■ Task requirements: Type out all the records word for word. Any pictures are to be left out.

## Begin Source data

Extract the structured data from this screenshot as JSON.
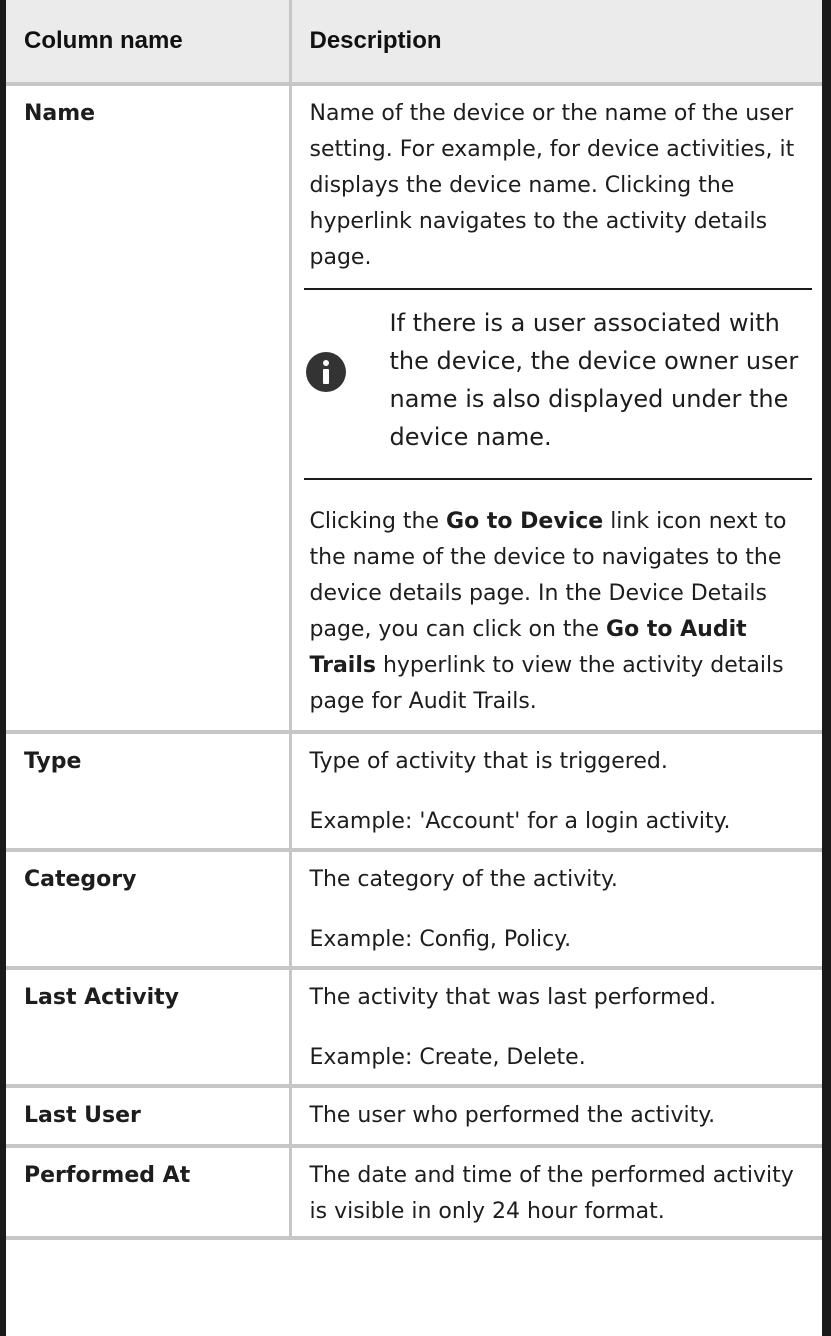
{
  "header": {
    "col1": "Column name",
    "col2": "Description"
  },
  "rows": [
    {
      "name": "Name",
      "desc_1": "Name of the device or the name of the user setting. For example, for device activities, it displays the device name. Clicking the hyperlink navigates to the activity details page.",
      "note": "If there is a user associated with the device, the device owner user name is also displayed under the device name.",
      "desc_2_a": "Clicking the ",
      "desc_2_b": "Go to Device",
      "desc_2_c": " link icon next to the name of the device to navigates to the device details page. In the Device Details page, you can click on the ",
      "desc_2_d": "Go to Audit Trails",
      "desc_2_e": " hyperlink to view the activity details page for Audit Trails."
    },
    {
      "name": "Type",
      "desc_1": "Type of activity that is triggered.",
      "desc_2": "Example: 'Account' for a login activity."
    },
    {
      "name": "Category",
      "desc_1": "The category of the activity.",
      "desc_2": "Example: Config, Policy."
    },
    {
      "name": "Last Activity",
      "desc_1": "The activity that was last performed.",
      "desc_2": "Example: Create, Delete."
    },
    {
      "name": "Last User",
      "desc_1": "The user who performed the activity."
    },
    {
      "name": "Performed At",
      "desc_1": "The date and time of the performed activity is visible in only 24 hour format."
    }
  ],
  "icons": {
    "note": "info-icon"
  },
  "colors": {
    "header_bg": "#ebebeb",
    "row_border": "#c6c6c6",
    "edge": "#1a1a1a",
    "icon": "#333333"
  }
}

## End Source data

■ The reply:
Extract the structured data from this screenshot as JSON.
{
  "header": {
    "col1": "Column name",
    "col2": "Description"
  },
  "rows": [
    {
      "name": "Name",
      "desc_1": "Name of the device or the name of the user setting. For example, for device activities, it displays the device name. Clicking the hyperlink navigates to the activity details page.",
      "note": "If there is a user associated with the device, the device owner user name is also displayed under the device name.",
      "desc_2_a": "Clicking the ",
      "desc_2_b": "Go to Device",
      "desc_2_c": " link icon next to the name of the device to navigates to the device details page. In the Device Details page, you can click on the ",
      "desc_2_d": "Go to Audit Trails",
      "desc_2_e": " hyperlink to view the activity details page for Audit Trails."
    },
    {
      "name": "Type",
      "desc_1": "Type of activity that is triggered.",
      "desc_2": "Example: 'Account' for a login activity."
    },
    {
      "name": "Category",
      "desc_1": "The category of the activity.",
      "desc_2": "Example: Config, Policy."
    },
    {
      "name": "Last Activity",
      "desc_1": "The activity that was last performed.",
      "desc_2": "Example: Create, Delete."
    },
    {
      "name": "Last User",
      "desc_1": "The user who performed the activity."
    },
    {
      "name": "Performed At",
      "desc_1": "The date and time of the performed activity is visible in only 24 hour format."
    }
  ],
  "icons": {
    "note": "info-icon"
  },
  "colors": {
    "header_bg": "#ebebeb",
    "row_border": "#c6c6c6",
    "edge": "#1a1a1a",
    "icon": "#333333"
  }
}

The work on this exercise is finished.